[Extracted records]
>>>

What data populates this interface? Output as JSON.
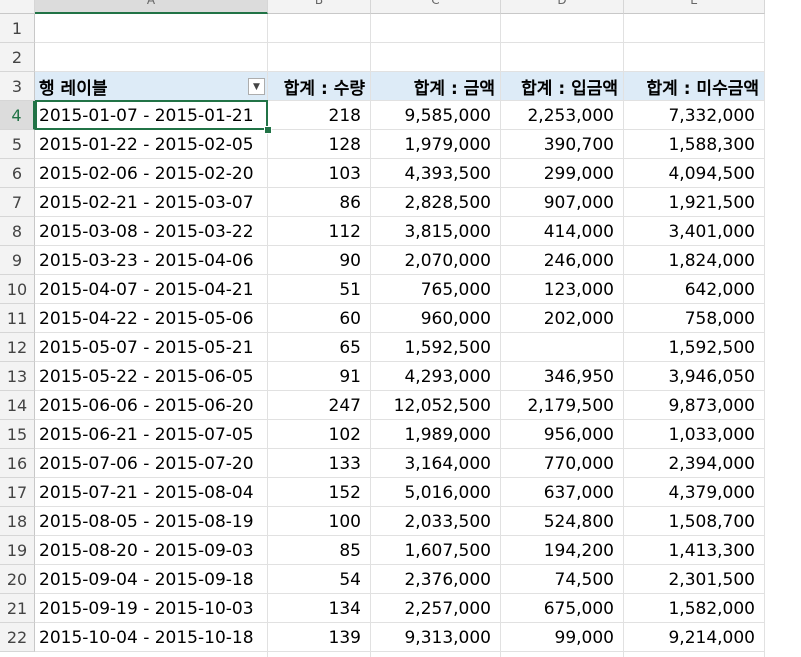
{
  "columns": [
    "A",
    "B",
    "C",
    "D",
    "E"
  ],
  "rows": [
    "1",
    "2",
    "3",
    "4",
    "5",
    "6",
    "7",
    "8",
    "9",
    "10",
    "11",
    "12",
    "13",
    "14",
    "15",
    "16",
    "17",
    "18",
    "19",
    "20",
    "21",
    "22"
  ],
  "pivot": {
    "headers": {
      "row_label": "행 레이블",
      "qty": "합계 : 수량",
      "amount": "합계 : 금액",
      "paid": "합계 : 입금액",
      "unpaid": "합계 : 미수금액"
    },
    "filter_icon": "dropdown-filter-icon",
    "data": [
      {
        "label": "2015-01-07 - 2015-01-21",
        "qty": "218",
        "amount": "9,585,000",
        "paid": "2,253,000",
        "unpaid": "7,332,000"
      },
      {
        "label": "2015-01-22 - 2015-02-05",
        "qty": "128",
        "amount": "1,979,000",
        "paid": "390,700",
        "unpaid": "1,588,300"
      },
      {
        "label": "2015-02-06 - 2015-02-20",
        "qty": "103",
        "amount": "4,393,500",
        "paid": "299,000",
        "unpaid": "4,094,500"
      },
      {
        "label": "2015-02-21 - 2015-03-07",
        "qty": "86",
        "amount": "2,828,500",
        "paid": "907,000",
        "unpaid": "1,921,500"
      },
      {
        "label": "2015-03-08 - 2015-03-22",
        "qty": "112",
        "amount": "3,815,000",
        "paid": "414,000",
        "unpaid": "3,401,000"
      },
      {
        "label": "2015-03-23 - 2015-04-06",
        "qty": "90",
        "amount": "2,070,000",
        "paid": "246,000",
        "unpaid": "1,824,000"
      },
      {
        "label": "2015-04-07 - 2015-04-21",
        "qty": "51",
        "amount": "765,000",
        "paid": "123,000",
        "unpaid": "642,000"
      },
      {
        "label": "2015-04-22 - 2015-05-06",
        "qty": "60",
        "amount": "960,000",
        "paid": "202,000",
        "unpaid": "758,000"
      },
      {
        "label": "2015-05-07 - 2015-05-21",
        "qty": "65",
        "amount": "1,592,500",
        "paid": "",
        "unpaid": "1,592,500"
      },
      {
        "label": "2015-05-22 - 2015-06-05",
        "qty": "91",
        "amount": "4,293,000",
        "paid": "346,950",
        "unpaid": "3,946,050"
      },
      {
        "label": "2015-06-06 - 2015-06-20",
        "qty": "247",
        "amount": "12,052,500",
        "paid": "2,179,500",
        "unpaid": "9,873,000"
      },
      {
        "label": "2015-06-21 - 2015-07-05",
        "qty": "102",
        "amount": "1,989,000",
        "paid": "956,000",
        "unpaid": "1,033,000"
      },
      {
        "label": "2015-07-06 - 2015-07-20",
        "qty": "133",
        "amount": "3,164,000",
        "paid": "770,000",
        "unpaid": "2,394,000"
      },
      {
        "label": "2015-07-21 - 2015-08-04",
        "qty": "152",
        "amount": "5,016,000",
        "paid": "637,000",
        "unpaid": "4,379,000"
      },
      {
        "label": "2015-08-05 - 2015-08-19",
        "qty": "100",
        "amount": "2,033,500",
        "paid": "524,800",
        "unpaid": "1,508,700"
      },
      {
        "label": "2015-08-20 - 2015-09-03",
        "qty": "85",
        "amount": "1,607,500",
        "paid": "194,200",
        "unpaid": "1,413,300"
      },
      {
        "label": "2015-09-04 - 2015-09-18",
        "qty": "54",
        "amount": "2,376,000",
        "paid": "74,500",
        "unpaid": "2,301,500"
      },
      {
        "label": "2015-09-19 - 2015-10-03",
        "qty": "134",
        "amount": "2,257,000",
        "paid": "675,000",
        "unpaid": "1,582,000"
      },
      {
        "label": "2015-10-04 - 2015-10-18",
        "qty": "139",
        "amount": "9,313,000",
        "paid": "99,000",
        "unpaid": "9,214,000"
      }
    ]
  },
  "active_cell": "A4",
  "colors": {
    "accent": "#217346",
    "header_band": "#ddebf7"
  }
}
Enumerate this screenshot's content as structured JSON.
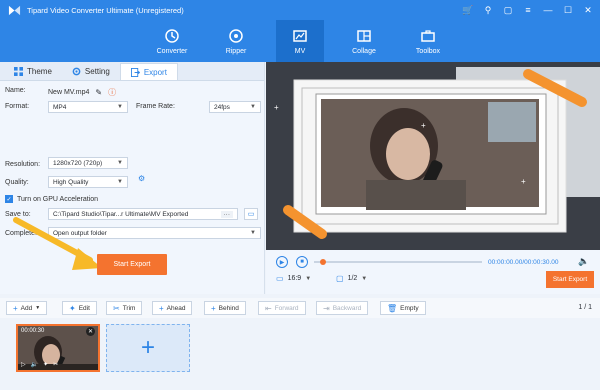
{
  "app": {
    "title": "Tipard Video Converter Ultimate (Unregistered)"
  },
  "nav": {
    "tabs": [
      "Converter",
      "Ripper",
      "MV",
      "Collage",
      "Toolbox"
    ],
    "active": "MV"
  },
  "left_tabs": [
    "Theme",
    "Setting",
    "Export"
  ],
  "export": {
    "name_label": "Name:",
    "name_value": "New MV.mp4",
    "format_label": "Format:",
    "format_value": "MP4",
    "frame_rate_label": "Frame Rate:",
    "frame_rate_value": "24fps",
    "resolution_label": "Resolution:",
    "resolution_value": "1280x720 (720p)",
    "quality_label": "Quality:",
    "quality_value": "High Quality",
    "gpu_label": "Turn on GPU Acceleration",
    "save_to_label": "Save to:",
    "save_to_value": "C:\\Tipard Studio\\Tipar...r Ultimate\\MV Exported",
    "browse_label": "···",
    "complete_label": "Complete:",
    "complete_value": "Open output folder",
    "start_export_label": "Start Export"
  },
  "player": {
    "time": "00:00:00.00/00:00:30.00",
    "aspect": "16:9",
    "pages": "1/2",
    "start_export_label": "Start Export"
  },
  "toolbar": {
    "add": "Add",
    "edit": "Edit",
    "trim": "Trim",
    "ahead": "Ahead",
    "behind": "Behind",
    "forward": "Forward",
    "backward": "Backward",
    "empty": "Empty",
    "page": "1 / 1"
  },
  "timeline": {
    "clip_duration": "00:00:30"
  },
  "colors": {
    "brand": "#2e85e6",
    "accent": "#f4732f"
  }
}
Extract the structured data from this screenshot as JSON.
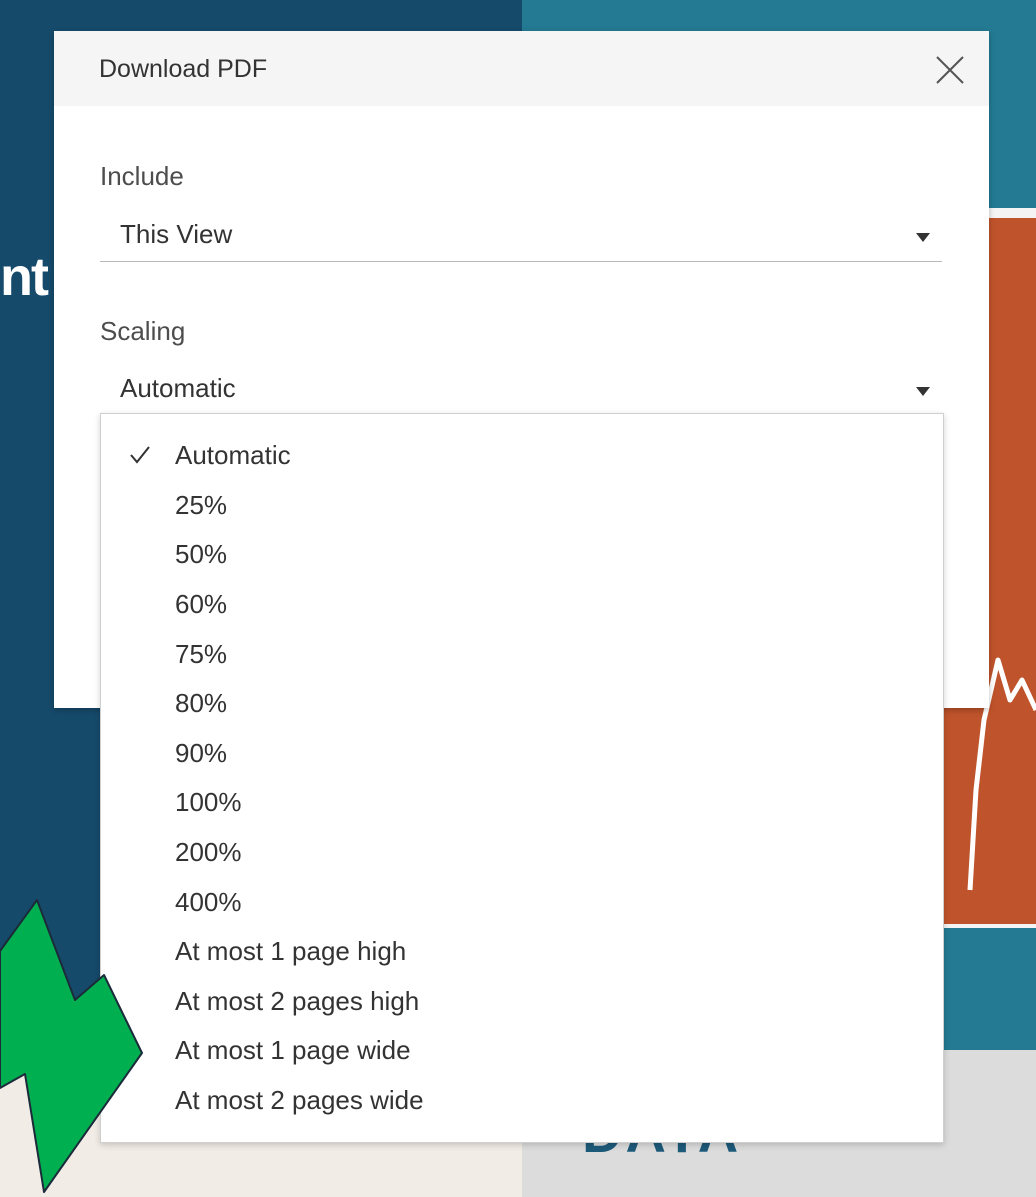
{
  "dialog": {
    "title": "Download PDF",
    "close_icon": "close-icon",
    "include": {
      "label": "Include",
      "value": "This View"
    },
    "scaling": {
      "label": "Scaling",
      "value": "Automatic",
      "options": [
        "Automatic",
        "25%",
        "50%",
        "60%",
        "75%",
        "80%",
        "90%",
        "100%",
        "200%",
        "400%",
        "At most 1 page high",
        "At most 2 pages high",
        "At most 1 page wide",
        "At most 2 pages wide"
      ],
      "selected_index": 0
    }
  },
  "background": {
    "fragment_text": "nt",
    "data_word": "DATA"
  },
  "colors": {
    "arrow": "#00b050",
    "dark_blue": "#164a6b",
    "teal": "#237a92",
    "orange": "#bf532b"
  }
}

<<<

* What is being asked
Pick out the lines that include the word "structured" and write them out.

* Response for this exercise
Enumerate this screenshot's content as structured JSON.
Extract the structured data from this screenshot as JSON.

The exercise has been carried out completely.